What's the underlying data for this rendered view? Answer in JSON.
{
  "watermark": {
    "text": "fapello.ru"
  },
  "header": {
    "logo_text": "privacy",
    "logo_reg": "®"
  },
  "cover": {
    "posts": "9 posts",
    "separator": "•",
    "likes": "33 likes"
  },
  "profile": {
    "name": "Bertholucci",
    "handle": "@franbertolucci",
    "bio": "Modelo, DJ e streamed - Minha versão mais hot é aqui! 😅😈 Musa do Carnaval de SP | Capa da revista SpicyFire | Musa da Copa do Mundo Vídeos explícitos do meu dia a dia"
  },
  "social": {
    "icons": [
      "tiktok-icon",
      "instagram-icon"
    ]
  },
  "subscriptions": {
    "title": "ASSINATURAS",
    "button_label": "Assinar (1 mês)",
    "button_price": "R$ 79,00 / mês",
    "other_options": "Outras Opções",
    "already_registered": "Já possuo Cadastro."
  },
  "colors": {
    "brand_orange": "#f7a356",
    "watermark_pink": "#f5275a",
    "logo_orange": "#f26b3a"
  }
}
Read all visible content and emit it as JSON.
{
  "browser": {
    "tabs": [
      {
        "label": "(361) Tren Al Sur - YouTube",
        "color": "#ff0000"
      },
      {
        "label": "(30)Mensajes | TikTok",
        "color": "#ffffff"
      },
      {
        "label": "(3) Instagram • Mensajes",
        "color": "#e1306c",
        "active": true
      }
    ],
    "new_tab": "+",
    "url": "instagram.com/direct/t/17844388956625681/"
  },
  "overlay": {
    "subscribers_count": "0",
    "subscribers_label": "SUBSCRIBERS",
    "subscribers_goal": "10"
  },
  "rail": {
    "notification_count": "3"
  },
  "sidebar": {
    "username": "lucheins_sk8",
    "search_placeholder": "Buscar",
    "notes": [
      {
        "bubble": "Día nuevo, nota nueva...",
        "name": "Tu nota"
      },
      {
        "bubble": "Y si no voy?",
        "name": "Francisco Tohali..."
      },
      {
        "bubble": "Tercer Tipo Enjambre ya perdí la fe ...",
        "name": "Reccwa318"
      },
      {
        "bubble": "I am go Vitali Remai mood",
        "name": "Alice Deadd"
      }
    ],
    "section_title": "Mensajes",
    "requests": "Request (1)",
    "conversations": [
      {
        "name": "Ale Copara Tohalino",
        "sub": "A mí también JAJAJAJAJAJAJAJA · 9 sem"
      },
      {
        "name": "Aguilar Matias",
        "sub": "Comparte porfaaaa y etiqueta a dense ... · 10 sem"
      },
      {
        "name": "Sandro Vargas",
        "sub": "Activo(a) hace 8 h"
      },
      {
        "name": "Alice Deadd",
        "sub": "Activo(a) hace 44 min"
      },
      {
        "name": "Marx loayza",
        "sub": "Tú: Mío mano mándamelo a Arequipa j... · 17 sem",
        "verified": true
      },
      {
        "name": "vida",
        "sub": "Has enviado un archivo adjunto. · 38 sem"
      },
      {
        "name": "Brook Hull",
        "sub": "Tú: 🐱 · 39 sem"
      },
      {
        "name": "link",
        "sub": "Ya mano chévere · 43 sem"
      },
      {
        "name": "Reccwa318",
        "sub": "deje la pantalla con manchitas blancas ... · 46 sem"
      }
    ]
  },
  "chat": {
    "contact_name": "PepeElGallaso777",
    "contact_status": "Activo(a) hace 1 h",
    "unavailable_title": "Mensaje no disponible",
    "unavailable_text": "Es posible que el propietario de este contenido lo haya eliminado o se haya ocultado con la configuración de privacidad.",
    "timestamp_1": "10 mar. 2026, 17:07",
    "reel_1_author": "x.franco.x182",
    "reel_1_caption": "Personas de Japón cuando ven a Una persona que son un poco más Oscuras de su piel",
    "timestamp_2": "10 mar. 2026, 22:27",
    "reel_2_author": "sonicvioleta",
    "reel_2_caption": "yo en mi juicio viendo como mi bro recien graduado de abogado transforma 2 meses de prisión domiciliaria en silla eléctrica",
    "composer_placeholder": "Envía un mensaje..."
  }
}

### [Work instructions]
Give the material above again, word for word.

### [Finished task]
What's the underlying data for this rendered view? Answer in JSON.
{
  "watermark": {
    "text": "fapello.ru"
  },
  "header": {
    "logo_text": "privacy",
    "logo_reg": "®"
  },
  "cover": {
    "posts": "9 posts",
    "separator": "•",
    "likes": "33 likes"
  },
  "profile": {
    "name": "Bertholucci",
    "handle": "@franbertolucci",
    "bio": "Modelo, DJ e streamed - Minha versão mais hot é aqui! 😅😈 Musa do Carnaval de SP | Capa da revista SpicyFire | Musa da Copa do Mundo Vídeos explícitos do meu dia a dia"
  },
  "social": {
    "icons": [
      "tiktok-icon",
      "instagram-icon"
    ]
  },
  "subscriptions": {
    "title": "ASSINATURAS",
    "button_label": "Assinar (1 mês)",
    "button_price": "R$ 79,00 / mês",
    "other_options": "Outras Opções",
    "already_registered": "Já possuo Cadastro."
  },
  "colors": {
    "brand_orange": "#f7a356",
    "watermark_pink": "#f5275a",
    "logo_orange": "#f26b3a"
  }
}
Read all visible content and emit it as JSON.
{
  "browser": {
    "tabs": [
      {
        "label": "(361) Tren Al Sur - YouTube",
        "color": "#ff0000"
      },
      {
        "label": "(30)Mensajes | TikTok",
        "color": "#ffffff"
      },
      {
        "label": "(3) Instagram • Mensajes",
        "color": "#e1306c",
        "active": true
      }
    ],
    "new_tab": "+",
    "url": "instagram.com/direct/t/17844388956625681/"
  },
  "overlay": {
    "subscribers_count": "0",
    "subscribers_label": "SUBSCRIBERS",
    "subscribers_goal": "10"
  },
  "rail": {
    "notification_count": "3"
  },
  "sidebar": {
    "username": "lucheins_sk8",
    "search_placeholder": "Buscar",
    "notes": [
      {
        "bubble": "Día nuevo, nota nueva...",
        "name": "Tu nota"
      },
      {
        "bubble": "Y si no voy?",
        "name": "Francisco Tohali..."
      },
      {
        "bubble": "Tercer Tipo Enjambre ya perdí la fe ...",
        "name": "Reccwa318"
      },
      {
        "bubble": "I am go Vitali Remai mood",
        "name": "Alice Deadd"
      }
    ],
    "section_title": "Mensajes",
    "requests": "Request (1)",
    "conversations": [
      {
        "name": "Ale Copara Tohalino",
        "sub": "A mí también JAJAJAJAJAJAJAJA · 9 sem"
      },
      {
        "name": "Aguilar Matias",
        "sub": "Comparte porfaaaa y etiqueta a dense ... · 10 sem"
      },
      {
        "name": "Sandro Vargas",
        "sub": "Activo(a) hace 8 h"
      },
      {
        "name": "Alice Deadd",
        "sub": "Activo(a) hace 44 min"
      },
      {
        "name": "Marx loayza",
        "sub": "Tú: Mío mano mándamelo a Arequipa j... · 17 sem",
        "verified": true
      },
      {
        "name": "vida",
        "sub": "Has enviado un archivo adjunto. · 38 sem"
      },
      {
        "name": "Brook Hull",
        "sub": "Tú: 🐱 · 39 sem"
      },
      {
        "name": "link",
        "sub": "Ya mano chévere · 43 sem"
      },
      {
        "name": "Reccwa318",
        "sub": "deje la pantalla con manchitas blancas ... · 46 sem"
      }
    ]
  },
  "chat": {
    "contact_name": "PepeElGallaso777",
    "contact_status": "Activo(a) hace 1 h",
    "unavailable_title": "Mensaje no disponible",
    "unavailable_text": "Es posible que el propietario de este contenido lo haya eliminado o se haya ocultado con la configuración de privacidad.",
    "timestamp_1": "10 mar. 2026, 17:07",
    "reel_1_author": "x.franco.x182",
    "reel_1_caption": "Personas de Japón cuando ven a Una persona que son un poco más Oscuras de su piel",
    "timestamp_2": "10 mar. 2026, 22:27",
    "reel_2_author": "sonicvioleta",
    "reel_2_caption": "yo en mi juicio viendo como mi bro recien graduado de abogado transforma 2 meses de prisión domiciliaria en silla eléctrica",
    "composer_placeholder": "Envía un mensaje..."
  }
}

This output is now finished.